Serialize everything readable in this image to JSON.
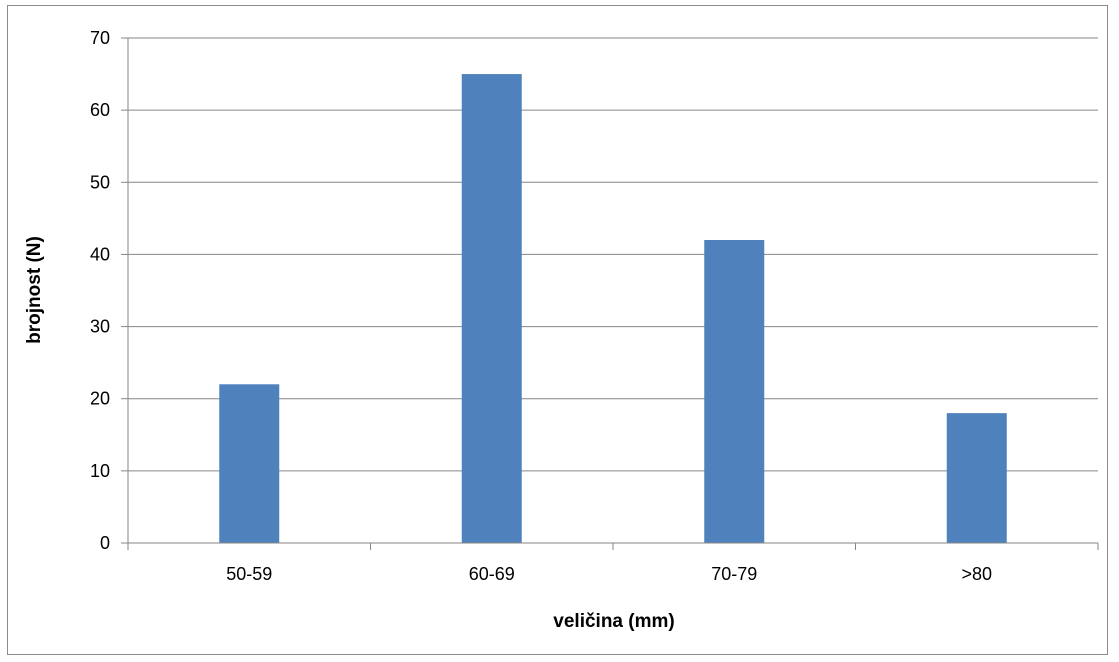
{
  "chart_data": {
    "type": "bar",
    "categories": [
      "50-59",
      "60-69",
      "70-79",
      ">80"
    ],
    "values": [
      22,
      65,
      42,
      18
    ],
    "title": "",
    "xlabel": "veličina (mm)",
    "ylabel": "brojnost (N)",
    "ylim": [
      0,
      70
    ],
    "yticks": [
      0,
      10,
      20,
      30,
      40,
      50,
      60,
      70
    ],
    "grid": true,
    "legend": "none",
    "bar_color": "#4f81bd",
    "grid_color": "#868686"
  }
}
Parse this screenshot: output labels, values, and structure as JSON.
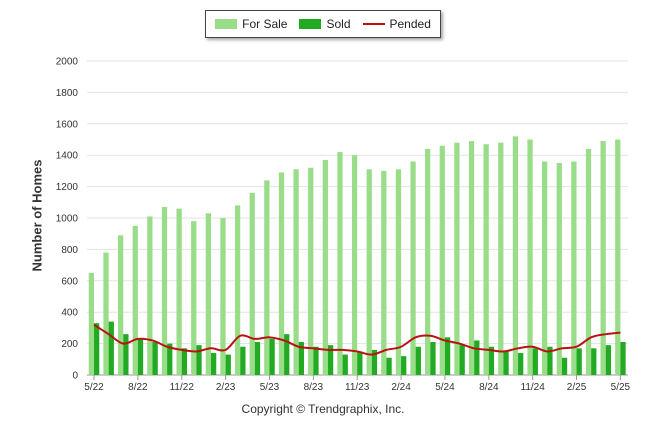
{
  "chart_data": {
    "type": "bar",
    "ylabel": "Number of Homes",
    "ylim": [
      0,
      2000
    ],
    "yticks": [
      "0",
      "200",
      "400",
      "600",
      "800",
      "1000",
      "1200",
      "1400",
      "1600",
      "1800",
      "2000"
    ],
    "xtick_labels": [
      "5/22",
      "8/22",
      "11/22",
      "2/23",
      "5/23",
      "8/23",
      "11/23",
      "2/24",
      "5/24",
      "8/24",
      "11/24",
      "2/25",
      "5/25"
    ],
    "months": [
      "5/22",
      "6/22",
      "7/22",
      "8/22",
      "9/22",
      "10/22",
      "11/22",
      "12/22",
      "1/23",
      "2/23",
      "3/23",
      "4/23",
      "5/23",
      "6/23",
      "7/23",
      "8/23",
      "9/23",
      "10/23",
      "11/23",
      "12/23",
      "1/24",
      "2/24",
      "3/24",
      "4/24",
      "5/24",
      "6/24",
      "7/24",
      "8/24",
      "9/24",
      "10/24",
      "11/24",
      "12/24",
      "1/25",
      "2/25",
      "3/25",
      "4/25",
      "5/25"
    ],
    "grid": true,
    "legend_position": "top-center",
    "series": [
      {
        "name": "For Sale",
        "type": "bar",
        "color": "#99dd88",
        "values": [
          650,
          780,
          890,
          950,
          1010,
          1070,
          1060,
          980,
          1030,
          1000,
          1080,
          1160,
          1240,
          1290,
          1310,
          1320,
          1370,
          1420,
          1400,
          1310,
          1300,
          1310,
          1360,
          1440,
          1460,
          1480,
          1490,
          1470,
          1480,
          1520,
          1500,
          1360,
          1350,
          1360,
          1440,
          1490,
          1500
        ]
      },
      {
        "name": "Sold",
        "type": "bar",
        "color": "#22aa22",
        "values": [
          330,
          340,
          260,
          230,
          210,
          200,
          170,
          190,
          140,
          130,
          180,
          210,
          230,
          260,
          210,
          180,
          190,
          130,
          150,
          160,
          110,
          120,
          180,
          210,
          240,
          190,
          220,
          180,
          150,
          140,
          170,
          180,
          110,
          170,
          170,
          190,
          210
        ]
      },
      {
        "name": "Pended",
        "type": "line",
        "color": "#bb1111",
        "values": [
          320,
          260,
          200,
          230,
          220,
          180,
          160,
          150,
          170,
          160,
          250,
          230,
          240,
          220,
          180,
          170,
          160,
          160,
          150,
          130,
          160,
          180,
          240,
          250,
          220,
          200,
          170,
          160,
          150,
          170,
          180,
          150,
          170,
          180,
          240,
          260,
          270
        ]
      }
    ]
  },
  "footer": {
    "copyright": "Copyright © Trendgraphix, Inc."
  }
}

* * * *

Transcribe the whole listing exactly. Pictures are excluded.

Serialize everything readable in this image to JSON.
{
  "chart_data": {
    "type": "bar",
    "categories": [
      "50-59",
      "60-69",
      "70-79",
      ">80"
    ],
    "values": [
      22,
      65,
      42,
      18
    ],
    "title": "",
    "xlabel": "veličina (mm)",
    "ylabel": "brojnost (N)",
    "ylim": [
      0,
      70
    ],
    "yticks": [
      0,
      10,
      20,
      30,
      40,
      50,
      60,
      70
    ],
    "grid": true,
    "legend": "none",
    "bar_color": "#4f81bd",
    "grid_color": "#868686"
  }
}
Parse this screenshot: output labels, values, and structure as JSON.
{
  "chart_data": {
    "type": "bar",
    "ylabel": "Number of Homes",
    "ylim": [
      0,
      2000
    ],
    "yticks": [
      "0",
      "200",
      "400",
      "600",
      "800",
      "1000",
      "1200",
      "1400",
      "1600",
      "1800",
      "2000"
    ],
    "xtick_labels": [
      "5/22",
      "8/22",
      "11/22",
      "2/23",
      "5/23",
      "8/23",
      "11/23",
      "2/24",
      "5/24",
      "8/24",
      "11/24",
      "2/25",
      "5/25"
    ],
    "months": [
      "5/22",
      "6/22",
      "7/22",
      "8/22",
      "9/22",
      "10/22",
      "11/22",
      "12/22",
      "1/23",
      "2/23",
      "3/23",
      "4/23",
      "5/23",
      "6/23",
      "7/23",
      "8/23",
      "9/23",
      "10/23",
      "11/23",
      "12/23",
      "1/24",
      "2/24",
      "3/24",
      "4/24",
      "5/24",
      "6/24",
      "7/24",
      "8/24",
      "9/24",
      "10/24",
      "11/24",
      "12/24",
      "1/25",
      "2/25",
      "3/25",
      "4/25",
      "5/25"
    ],
    "grid": true,
    "legend_position": "top-center",
    "series": [
      {
        "name": "For Sale",
        "type": "bar",
        "color": "#99dd88",
        "values": [
          650,
          780,
          890,
          950,
          1010,
          1070,
          1060,
          980,
          1030,
          1000,
          1080,
          1160,
          1240,
          1290,
          1310,
          1320,
          1370,
          1420,
          1400,
          1310,
          1300,
          1310,
          1360,
          1440,
          1460,
          1480,
          1490,
          1470,
          1480,
          1520,
          1500,
          1360,
          1350,
          1360,
          1440,
          1490,
          1500
        ]
      },
      {
        "name": "Sold",
        "type": "bar",
        "color": "#22aa22",
        "values": [
          330,
          340,
          260,
          230,
          210,
          200,
          170,
          190,
          140,
          130,
          180,
          210,
          230,
          260,
          210,
          180,
          190,
          130,
          150,
          160,
          110,
          120,
          180,
          210,
          240,
          190,
          220,
          180,
          150,
          140,
          170,
          180,
          110,
          170,
          170,
          190,
          210
        ]
      },
      {
        "name": "Pended",
        "type": "line",
        "color": "#bb1111",
        "values": [
          320,
          260,
          200,
          230,
          220,
          180,
          160,
          150,
          170,
          160,
          250,
          230,
          240,
          220,
          180,
          170,
          160,
          160,
          150,
          130,
          160,
          180,
          240,
          250,
          220,
          200,
          170,
          160,
          150,
          170,
          180,
          150,
          170,
          180,
          240,
          260,
          270
        ]
      }
    ]
  },
  "footer": {
    "copyright": "Copyright © Trendgraphix, Inc."
  }
}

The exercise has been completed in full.